> Records provided

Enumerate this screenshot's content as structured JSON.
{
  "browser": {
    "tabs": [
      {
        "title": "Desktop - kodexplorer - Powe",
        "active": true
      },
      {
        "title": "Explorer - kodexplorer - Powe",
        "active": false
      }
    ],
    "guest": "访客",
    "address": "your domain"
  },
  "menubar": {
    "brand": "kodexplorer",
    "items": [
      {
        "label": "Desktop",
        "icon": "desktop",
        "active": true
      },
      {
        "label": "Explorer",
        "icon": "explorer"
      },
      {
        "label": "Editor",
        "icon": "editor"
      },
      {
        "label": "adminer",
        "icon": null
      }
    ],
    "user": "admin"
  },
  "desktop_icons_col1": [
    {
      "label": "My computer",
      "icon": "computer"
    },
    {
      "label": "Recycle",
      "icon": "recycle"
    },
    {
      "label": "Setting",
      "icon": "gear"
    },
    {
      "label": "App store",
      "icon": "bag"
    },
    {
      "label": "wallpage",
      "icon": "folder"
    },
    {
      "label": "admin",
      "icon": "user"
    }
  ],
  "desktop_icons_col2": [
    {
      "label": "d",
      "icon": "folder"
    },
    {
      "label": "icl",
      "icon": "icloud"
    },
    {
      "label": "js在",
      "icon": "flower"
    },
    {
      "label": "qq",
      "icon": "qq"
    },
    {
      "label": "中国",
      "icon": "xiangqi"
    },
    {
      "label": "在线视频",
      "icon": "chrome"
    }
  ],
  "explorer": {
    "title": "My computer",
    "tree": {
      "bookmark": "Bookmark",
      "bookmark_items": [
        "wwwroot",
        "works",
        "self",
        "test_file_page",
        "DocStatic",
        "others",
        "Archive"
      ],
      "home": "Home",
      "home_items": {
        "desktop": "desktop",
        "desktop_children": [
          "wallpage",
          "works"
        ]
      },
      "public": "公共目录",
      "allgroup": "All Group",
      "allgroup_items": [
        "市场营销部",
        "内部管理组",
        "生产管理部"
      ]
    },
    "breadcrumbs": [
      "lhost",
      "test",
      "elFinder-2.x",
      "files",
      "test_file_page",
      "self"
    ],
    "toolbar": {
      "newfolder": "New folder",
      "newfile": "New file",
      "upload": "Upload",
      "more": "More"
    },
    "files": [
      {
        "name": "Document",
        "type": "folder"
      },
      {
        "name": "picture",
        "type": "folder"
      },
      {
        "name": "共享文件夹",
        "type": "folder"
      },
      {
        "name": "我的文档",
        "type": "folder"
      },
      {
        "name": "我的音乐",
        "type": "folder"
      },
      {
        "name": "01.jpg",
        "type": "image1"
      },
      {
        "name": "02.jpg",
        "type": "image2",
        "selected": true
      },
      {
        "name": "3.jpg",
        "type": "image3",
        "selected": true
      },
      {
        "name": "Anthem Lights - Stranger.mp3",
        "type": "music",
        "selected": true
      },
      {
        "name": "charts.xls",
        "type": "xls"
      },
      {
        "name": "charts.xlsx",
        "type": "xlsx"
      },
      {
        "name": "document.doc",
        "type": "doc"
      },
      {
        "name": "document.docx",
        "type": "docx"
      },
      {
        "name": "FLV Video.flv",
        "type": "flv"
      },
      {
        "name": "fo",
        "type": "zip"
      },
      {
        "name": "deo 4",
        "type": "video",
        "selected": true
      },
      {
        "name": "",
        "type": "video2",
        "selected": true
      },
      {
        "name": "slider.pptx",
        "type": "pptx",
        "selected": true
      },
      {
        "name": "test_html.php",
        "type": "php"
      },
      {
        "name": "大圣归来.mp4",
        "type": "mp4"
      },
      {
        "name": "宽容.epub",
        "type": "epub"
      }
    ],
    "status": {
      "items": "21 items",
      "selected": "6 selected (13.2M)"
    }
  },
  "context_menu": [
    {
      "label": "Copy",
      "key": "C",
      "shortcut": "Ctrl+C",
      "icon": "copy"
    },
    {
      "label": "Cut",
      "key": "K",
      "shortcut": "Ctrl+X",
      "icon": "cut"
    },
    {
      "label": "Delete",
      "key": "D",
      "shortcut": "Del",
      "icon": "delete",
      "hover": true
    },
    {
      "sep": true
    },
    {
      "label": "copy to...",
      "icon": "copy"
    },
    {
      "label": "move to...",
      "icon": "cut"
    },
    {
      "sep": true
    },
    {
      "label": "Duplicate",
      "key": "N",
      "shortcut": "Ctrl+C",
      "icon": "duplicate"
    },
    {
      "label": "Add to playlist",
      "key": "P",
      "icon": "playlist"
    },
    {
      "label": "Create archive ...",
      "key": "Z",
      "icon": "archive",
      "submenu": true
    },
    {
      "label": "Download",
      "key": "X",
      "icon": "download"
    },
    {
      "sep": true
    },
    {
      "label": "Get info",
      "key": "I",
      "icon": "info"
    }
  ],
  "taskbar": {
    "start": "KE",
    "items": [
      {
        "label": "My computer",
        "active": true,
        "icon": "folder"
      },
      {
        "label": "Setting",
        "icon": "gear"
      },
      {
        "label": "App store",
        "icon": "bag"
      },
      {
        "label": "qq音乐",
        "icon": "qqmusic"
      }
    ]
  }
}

> What to work on
Write out the entries above once more, without altering anything.

> Full answer
Enumerate this screenshot's content as structured JSON.
{
  "browser": {
    "tabs": [
      {
        "title": "Desktop - kodexplorer - Powe",
        "active": true
      },
      {
        "title": "Explorer - kodexplorer - Powe",
        "active": false
      }
    ],
    "guest": "访客",
    "address": "your domain"
  },
  "menubar": {
    "brand": "kodexplorer",
    "items": [
      {
        "label": "Desktop",
        "icon": "desktop",
        "active": true
      },
      {
        "label": "Explorer",
        "icon": "explorer"
      },
      {
        "label": "Editor",
        "icon": "editor"
      },
      {
        "label": "adminer",
        "icon": null
      }
    ],
    "user": "admin"
  },
  "desktop_icons_col1": [
    {
      "label": "My computer",
      "icon": "computer"
    },
    {
      "label": "Recycle",
      "icon": "recycle"
    },
    {
      "label": "Setting",
      "icon": "gear"
    },
    {
      "label": "App store",
      "icon": "bag"
    },
    {
      "label": "wallpage",
      "icon": "folder"
    },
    {
      "label": "admin",
      "icon": "user"
    }
  ],
  "desktop_icons_col2": [
    {
      "label": "d",
      "icon": "folder"
    },
    {
      "label": "icl",
      "icon": "icloud"
    },
    {
      "label": "js在",
      "icon": "flower"
    },
    {
      "label": "qq",
      "icon": "qq"
    },
    {
      "label": "中国",
      "icon": "xiangqi"
    },
    {
      "label": "在线视频",
      "icon": "chrome"
    }
  ],
  "explorer": {
    "title": "My computer",
    "tree": {
      "bookmark": "Bookmark",
      "bookmark_items": [
        "wwwroot",
        "works",
        "self",
        "test_file_page",
        "DocStatic",
        "others",
        "Archive"
      ],
      "home": "Home",
      "home_items": {
        "desktop": "desktop",
        "desktop_children": [
          "wallpage",
          "works"
        ]
      },
      "public": "公共目录",
      "allgroup": "All Group",
      "allgroup_items": [
        "市场营销部",
        "内部管理组",
        "生产管理部"
      ]
    },
    "breadcrumbs": [
      "lhost",
      "test",
      "elFinder-2.x",
      "files",
      "test_file_page",
      "self"
    ],
    "toolbar": {
      "newfolder": "New folder",
      "newfile": "New file",
      "upload": "Upload",
      "more": "More"
    },
    "files": [
      {
        "name": "Document",
        "type": "folder"
      },
      {
        "name": "picture",
        "type": "folder"
      },
      {
        "name": "共享文件夹",
        "type": "folder"
      },
      {
        "name": "我的文档",
        "type": "folder"
      },
      {
        "name": "我的音乐",
        "type": "folder"
      },
      {
        "name": "01.jpg",
        "type": "image1"
      },
      {
        "name": "02.jpg",
        "type": "image2",
        "selected": true
      },
      {
        "name": "3.jpg",
        "type": "image3",
        "selected": true
      },
      {
        "name": "Anthem Lights - Stranger.mp3",
        "type": "music",
        "selected": true
      },
      {
        "name": "charts.xls",
        "type": "xls"
      },
      {
        "name": "charts.xlsx",
        "type": "xlsx"
      },
      {
        "name": "document.doc",
        "type": "doc"
      },
      {
        "name": "document.docx",
        "type": "docx"
      },
      {
        "name": "FLV Video.flv",
        "type": "flv"
      },
      {
        "name": "fo",
        "type": "zip"
      },
      {
        "name": "deo 4",
        "type": "video",
        "selected": true
      },
      {
        "name": "",
        "type": "video2",
        "selected": true
      },
      {
        "name": "slider.pptx",
        "type": "pptx",
        "selected": true
      },
      {
        "name": "test_html.php",
        "type": "php"
      },
      {
        "name": "大圣归来.mp4",
        "type": "mp4"
      },
      {
        "name": "宽容.epub",
        "type": "epub"
      }
    ],
    "status": {
      "items": "21 items",
      "selected": "6 selected (13.2M)"
    }
  },
  "context_menu": [
    {
      "label": "Copy",
      "key": "C",
      "shortcut": "Ctrl+C",
      "icon": "copy"
    },
    {
      "label": "Cut",
      "key": "K",
      "shortcut": "Ctrl+X",
      "icon": "cut"
    },
    {
      "label": "Delete",
      "key": "D",
      "shortcut": "Del",
      "icon": "delete",
      "hover": true
    },
    {
      "sep": true
    },
    {
      "label": "copy to...",
      "icon": "copy"
    },
    {
      "label": "move to...",
      "icon": "cut"
    },
    {
      "sep": true
    },
    {
      "label": "Duplicate",
      "key": "N",
      "shortcut": "Ctrl+C",
      "icon": "duplicate"
    },
    {
      "label": "Add to playlist",
      "key": "P",
      "icon": "playlist"
    },
    {
      "label": "Create archive ...",
      "key": "Z",
      "icon": "archive",
      "submenu": true
    },
    {
      "label": "Download",
      "key": "X",
      "icon": "download"
    },
    {
      "sep": true
    },
    {
      "label": "Get info",
      "key": "I",
      "icon": "info"
    }
  ],
  "taskbar": {
    "start": "KE",
    "items": [
      {
        "label": "My computer",
        "active": true,
        "icon": "folder"
      },
      {
        "label": "Setting",
        "icon": "gear"
      },
      {
        "label": "App store",
        "icon": "bag"
      },
      {
        "label": "qq音乐",
        "icon": "qqmusic"
      }
    ]
  }
}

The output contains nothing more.